EXERCISE GOAL:
Please pick up the first-person blog post about two births after its final sentence and write a few more paragraphs in the same voice.

PAGE EXCERPT:
----------

Tuesday, April 22, 2014

A story of two births Part I



I do have to go back in time a bit for this birth story; not to go into excruciating detail about how I discovered homebirth and how I never saw myself as the type.

No, I’m the type.

I’ve always been the type.

I have to go back to tell you about another birth, the one that happened two years, two days and eight hours before this one.

I had five beautiful kids and while I considered having more, I was pretty focused on getting back into shape. I spent my life as a fit, size one but after five children I had evolved into something that barely squeezed (and I mean squeezed, because I would not wear a fourteen) into a twelve. So if I was going to have more it was going happen after I lost ten more pounds.

Then something really weird started happening.

All my life I’d had these sort of “psychic” moments. Nothing too dramatic, just a few odd things; I would occasional hear someone’s thoughts. Once in a great a while I’d have a dream that would unfold a few days later in real life. It was always something unbelievably mundane and meaningless.

----------

RECORD EXTRACTS:
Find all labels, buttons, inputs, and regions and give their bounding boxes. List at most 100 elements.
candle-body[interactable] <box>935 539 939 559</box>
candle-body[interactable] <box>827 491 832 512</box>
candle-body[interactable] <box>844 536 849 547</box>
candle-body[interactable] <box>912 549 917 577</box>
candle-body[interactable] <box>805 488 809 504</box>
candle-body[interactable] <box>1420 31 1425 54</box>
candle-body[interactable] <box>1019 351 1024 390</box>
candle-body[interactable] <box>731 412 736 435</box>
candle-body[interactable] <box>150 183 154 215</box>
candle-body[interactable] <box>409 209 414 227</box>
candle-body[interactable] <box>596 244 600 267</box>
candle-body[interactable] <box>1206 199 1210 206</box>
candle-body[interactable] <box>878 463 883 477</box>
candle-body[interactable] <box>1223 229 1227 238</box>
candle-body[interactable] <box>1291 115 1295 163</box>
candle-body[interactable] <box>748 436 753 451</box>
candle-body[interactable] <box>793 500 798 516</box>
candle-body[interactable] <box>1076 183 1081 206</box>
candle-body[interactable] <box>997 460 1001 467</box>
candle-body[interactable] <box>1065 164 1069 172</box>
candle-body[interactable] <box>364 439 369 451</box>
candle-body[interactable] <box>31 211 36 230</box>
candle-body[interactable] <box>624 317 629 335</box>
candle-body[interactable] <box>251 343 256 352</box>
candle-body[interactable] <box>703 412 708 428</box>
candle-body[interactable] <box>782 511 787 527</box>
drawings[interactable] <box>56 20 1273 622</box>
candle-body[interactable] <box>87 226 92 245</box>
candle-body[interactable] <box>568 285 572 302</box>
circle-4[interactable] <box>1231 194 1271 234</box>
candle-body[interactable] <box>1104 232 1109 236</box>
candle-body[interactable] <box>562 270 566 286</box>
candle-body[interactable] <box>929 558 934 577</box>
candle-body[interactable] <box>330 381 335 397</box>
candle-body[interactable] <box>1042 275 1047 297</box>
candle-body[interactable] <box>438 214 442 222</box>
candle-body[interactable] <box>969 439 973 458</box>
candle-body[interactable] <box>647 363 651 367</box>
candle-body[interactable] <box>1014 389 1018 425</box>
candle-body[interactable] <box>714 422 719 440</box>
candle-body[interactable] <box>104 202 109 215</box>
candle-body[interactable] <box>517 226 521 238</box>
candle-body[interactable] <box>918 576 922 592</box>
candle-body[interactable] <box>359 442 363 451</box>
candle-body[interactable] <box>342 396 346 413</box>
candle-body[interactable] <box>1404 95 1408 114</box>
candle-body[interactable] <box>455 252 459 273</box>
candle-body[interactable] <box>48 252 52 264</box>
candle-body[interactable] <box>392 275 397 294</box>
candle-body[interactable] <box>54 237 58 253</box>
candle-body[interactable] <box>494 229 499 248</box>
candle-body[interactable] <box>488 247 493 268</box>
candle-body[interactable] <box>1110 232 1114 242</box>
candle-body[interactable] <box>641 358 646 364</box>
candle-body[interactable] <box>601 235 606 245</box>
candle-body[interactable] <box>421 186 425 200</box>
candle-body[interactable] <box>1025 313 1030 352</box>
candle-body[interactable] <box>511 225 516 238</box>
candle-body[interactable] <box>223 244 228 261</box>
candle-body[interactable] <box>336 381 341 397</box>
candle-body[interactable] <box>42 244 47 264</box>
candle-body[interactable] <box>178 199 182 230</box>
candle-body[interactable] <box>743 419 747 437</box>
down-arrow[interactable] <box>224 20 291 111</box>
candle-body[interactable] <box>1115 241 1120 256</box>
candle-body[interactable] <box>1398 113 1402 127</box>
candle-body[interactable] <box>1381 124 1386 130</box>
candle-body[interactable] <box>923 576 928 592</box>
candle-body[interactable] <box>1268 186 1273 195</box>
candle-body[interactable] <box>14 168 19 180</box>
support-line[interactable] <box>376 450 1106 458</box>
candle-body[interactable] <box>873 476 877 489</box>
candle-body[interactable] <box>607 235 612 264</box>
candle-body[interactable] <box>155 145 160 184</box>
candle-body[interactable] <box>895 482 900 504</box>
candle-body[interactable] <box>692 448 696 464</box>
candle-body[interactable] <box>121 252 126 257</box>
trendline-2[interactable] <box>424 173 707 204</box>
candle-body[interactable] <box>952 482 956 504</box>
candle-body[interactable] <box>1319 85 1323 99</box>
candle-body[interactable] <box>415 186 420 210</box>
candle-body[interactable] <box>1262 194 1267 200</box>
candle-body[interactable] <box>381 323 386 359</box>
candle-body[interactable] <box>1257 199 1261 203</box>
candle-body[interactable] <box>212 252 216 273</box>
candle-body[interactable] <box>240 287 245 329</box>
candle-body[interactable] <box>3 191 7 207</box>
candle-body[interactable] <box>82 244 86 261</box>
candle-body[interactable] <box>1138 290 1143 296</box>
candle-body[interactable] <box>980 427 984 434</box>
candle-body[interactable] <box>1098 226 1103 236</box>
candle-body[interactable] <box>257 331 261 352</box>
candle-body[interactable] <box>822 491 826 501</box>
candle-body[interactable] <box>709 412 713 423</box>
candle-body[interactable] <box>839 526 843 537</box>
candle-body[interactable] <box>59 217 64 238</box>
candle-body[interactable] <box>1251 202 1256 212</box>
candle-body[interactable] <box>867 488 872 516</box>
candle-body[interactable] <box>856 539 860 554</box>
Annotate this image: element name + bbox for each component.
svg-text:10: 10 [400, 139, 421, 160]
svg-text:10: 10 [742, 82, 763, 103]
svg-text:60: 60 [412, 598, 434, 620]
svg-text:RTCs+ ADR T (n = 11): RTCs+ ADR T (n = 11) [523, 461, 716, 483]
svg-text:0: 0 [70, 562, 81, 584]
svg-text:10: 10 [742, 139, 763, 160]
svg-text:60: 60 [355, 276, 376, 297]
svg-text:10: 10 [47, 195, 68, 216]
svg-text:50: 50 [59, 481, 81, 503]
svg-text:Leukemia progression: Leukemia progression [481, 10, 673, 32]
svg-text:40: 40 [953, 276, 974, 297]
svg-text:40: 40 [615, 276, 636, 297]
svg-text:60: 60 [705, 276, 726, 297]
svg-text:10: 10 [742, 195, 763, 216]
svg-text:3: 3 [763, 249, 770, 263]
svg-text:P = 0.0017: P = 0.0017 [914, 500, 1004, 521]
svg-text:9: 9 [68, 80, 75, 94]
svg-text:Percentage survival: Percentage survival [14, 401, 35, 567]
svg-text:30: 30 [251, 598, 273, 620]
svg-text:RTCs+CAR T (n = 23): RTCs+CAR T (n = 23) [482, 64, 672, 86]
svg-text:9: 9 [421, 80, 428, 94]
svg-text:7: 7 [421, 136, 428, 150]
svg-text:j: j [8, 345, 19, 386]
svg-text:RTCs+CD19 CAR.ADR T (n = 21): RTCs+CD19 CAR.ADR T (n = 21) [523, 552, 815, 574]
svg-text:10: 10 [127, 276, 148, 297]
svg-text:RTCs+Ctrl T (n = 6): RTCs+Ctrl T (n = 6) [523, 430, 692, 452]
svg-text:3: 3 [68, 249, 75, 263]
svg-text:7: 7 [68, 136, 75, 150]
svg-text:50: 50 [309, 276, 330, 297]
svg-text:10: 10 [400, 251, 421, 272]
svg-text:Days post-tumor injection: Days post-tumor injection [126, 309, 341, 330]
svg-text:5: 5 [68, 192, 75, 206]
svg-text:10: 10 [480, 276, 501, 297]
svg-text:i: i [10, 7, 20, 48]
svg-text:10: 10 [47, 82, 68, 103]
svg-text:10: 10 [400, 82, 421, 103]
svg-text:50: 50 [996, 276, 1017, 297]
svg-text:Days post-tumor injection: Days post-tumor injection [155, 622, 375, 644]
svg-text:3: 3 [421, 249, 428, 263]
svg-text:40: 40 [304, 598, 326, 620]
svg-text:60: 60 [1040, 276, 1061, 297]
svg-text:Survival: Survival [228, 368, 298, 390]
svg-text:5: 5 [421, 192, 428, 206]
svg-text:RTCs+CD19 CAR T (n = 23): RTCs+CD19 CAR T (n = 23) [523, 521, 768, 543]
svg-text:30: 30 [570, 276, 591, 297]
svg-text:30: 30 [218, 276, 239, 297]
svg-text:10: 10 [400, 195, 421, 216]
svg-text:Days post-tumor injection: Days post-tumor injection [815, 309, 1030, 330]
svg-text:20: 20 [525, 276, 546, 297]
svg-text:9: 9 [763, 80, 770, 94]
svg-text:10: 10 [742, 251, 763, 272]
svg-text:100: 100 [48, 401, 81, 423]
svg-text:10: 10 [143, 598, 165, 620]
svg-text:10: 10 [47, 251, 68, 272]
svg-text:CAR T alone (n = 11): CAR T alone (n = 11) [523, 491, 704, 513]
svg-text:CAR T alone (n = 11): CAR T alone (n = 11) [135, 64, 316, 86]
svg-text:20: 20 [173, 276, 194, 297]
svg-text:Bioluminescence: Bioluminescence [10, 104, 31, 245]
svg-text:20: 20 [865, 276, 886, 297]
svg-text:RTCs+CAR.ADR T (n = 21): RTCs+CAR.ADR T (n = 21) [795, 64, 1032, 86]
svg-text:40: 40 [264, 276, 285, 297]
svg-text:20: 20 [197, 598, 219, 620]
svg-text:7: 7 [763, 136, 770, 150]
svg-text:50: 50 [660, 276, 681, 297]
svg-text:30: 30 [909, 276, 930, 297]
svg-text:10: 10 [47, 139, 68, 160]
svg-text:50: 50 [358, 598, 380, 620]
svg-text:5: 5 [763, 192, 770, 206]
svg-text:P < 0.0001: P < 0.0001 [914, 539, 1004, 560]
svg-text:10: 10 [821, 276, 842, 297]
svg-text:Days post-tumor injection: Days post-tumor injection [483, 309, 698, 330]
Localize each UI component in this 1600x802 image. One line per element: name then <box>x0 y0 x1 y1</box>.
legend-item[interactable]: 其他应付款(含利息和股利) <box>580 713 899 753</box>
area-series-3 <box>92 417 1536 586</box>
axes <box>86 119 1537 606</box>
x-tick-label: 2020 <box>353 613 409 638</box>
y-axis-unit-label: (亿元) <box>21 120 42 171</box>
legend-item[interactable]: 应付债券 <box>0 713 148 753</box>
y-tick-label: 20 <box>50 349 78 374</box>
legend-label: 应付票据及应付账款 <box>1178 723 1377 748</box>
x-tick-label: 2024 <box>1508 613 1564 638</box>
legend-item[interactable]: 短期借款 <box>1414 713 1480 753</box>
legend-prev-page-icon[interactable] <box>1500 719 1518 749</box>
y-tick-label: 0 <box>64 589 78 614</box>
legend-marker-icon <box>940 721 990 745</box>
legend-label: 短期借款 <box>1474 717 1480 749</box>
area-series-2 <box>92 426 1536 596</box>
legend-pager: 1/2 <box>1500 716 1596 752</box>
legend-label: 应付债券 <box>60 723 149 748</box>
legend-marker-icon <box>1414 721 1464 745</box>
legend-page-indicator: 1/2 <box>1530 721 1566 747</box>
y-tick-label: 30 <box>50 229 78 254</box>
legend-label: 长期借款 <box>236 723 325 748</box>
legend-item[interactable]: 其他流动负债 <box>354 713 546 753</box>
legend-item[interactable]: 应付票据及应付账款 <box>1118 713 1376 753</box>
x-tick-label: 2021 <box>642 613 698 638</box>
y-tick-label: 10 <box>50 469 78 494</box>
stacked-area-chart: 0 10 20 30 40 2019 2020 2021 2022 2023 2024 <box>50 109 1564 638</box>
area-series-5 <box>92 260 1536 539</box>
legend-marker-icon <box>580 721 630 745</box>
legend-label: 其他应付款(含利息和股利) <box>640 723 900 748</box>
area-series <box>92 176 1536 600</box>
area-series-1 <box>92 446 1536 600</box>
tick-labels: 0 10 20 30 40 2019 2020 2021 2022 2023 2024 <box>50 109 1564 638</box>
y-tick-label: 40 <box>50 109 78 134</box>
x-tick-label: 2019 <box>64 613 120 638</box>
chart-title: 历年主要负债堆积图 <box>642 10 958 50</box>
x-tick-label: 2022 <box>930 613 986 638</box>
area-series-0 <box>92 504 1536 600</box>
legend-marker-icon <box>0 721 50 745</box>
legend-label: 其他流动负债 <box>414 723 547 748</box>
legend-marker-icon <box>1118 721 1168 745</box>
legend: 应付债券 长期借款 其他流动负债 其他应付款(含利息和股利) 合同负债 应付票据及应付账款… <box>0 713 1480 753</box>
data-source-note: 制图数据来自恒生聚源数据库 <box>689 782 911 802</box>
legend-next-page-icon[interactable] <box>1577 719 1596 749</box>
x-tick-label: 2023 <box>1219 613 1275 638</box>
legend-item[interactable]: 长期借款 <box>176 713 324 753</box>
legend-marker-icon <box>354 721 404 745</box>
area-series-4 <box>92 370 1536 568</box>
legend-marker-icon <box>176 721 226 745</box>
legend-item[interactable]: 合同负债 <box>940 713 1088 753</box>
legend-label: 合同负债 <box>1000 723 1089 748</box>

----------

ANSWER BELOW:
Once I was so very excited to find a Pinesol type cleaner that was potpourri scented. An hour later my husband called to ask me, “What the hell is potpourri?” and why hasn’t he been able to get the word out of his head for the last hour.

I often dubbed myself the World’s most useless psychic.  If nothing important were to happen that day, I would the first to know the details of it.

But overnight the events went from three, four times a year to several times a week. It was very strange, even for me.

And then I realized I hadn’t had a period in forever.

I was pregnant, almost twelve weeks. I had been so busy I just didn’t notice. With all my other pregnancies I had been waiting to be far enough along for a pregnancy test to even work. I always knew. This one had crept up on me.

My best friend in the entire world was a midwife. For my past pregnancies she had flown all over the country to help birth my kids. She retired because she was battling breast cancer but had still driven three and a half hours in the night to deliver my youngest son.

She was so so thrilled to find I was pregnant again. She was in no shape to deliver a baby but was determined to be there for it. A deeply spiritual person; Kay believed strongly that the door to generations before was wide open during a birth.

For months we made plans. My wonderful Montana midwife, Marcy (the same midwife who delivered my fourth baby) was more than willing to deliver this baby while my friend, Kaye, helped in anyway she could.

Kaye’s condition worsened quite a bit over those months. We decided we would rent a motor home and her partner could drive. They could set up in our yard, we had plenty of room. I’d have the baby there, in the motor home.

Kaye was determined to be there for this birth. Her family told how she did everything she could think of to keep strong.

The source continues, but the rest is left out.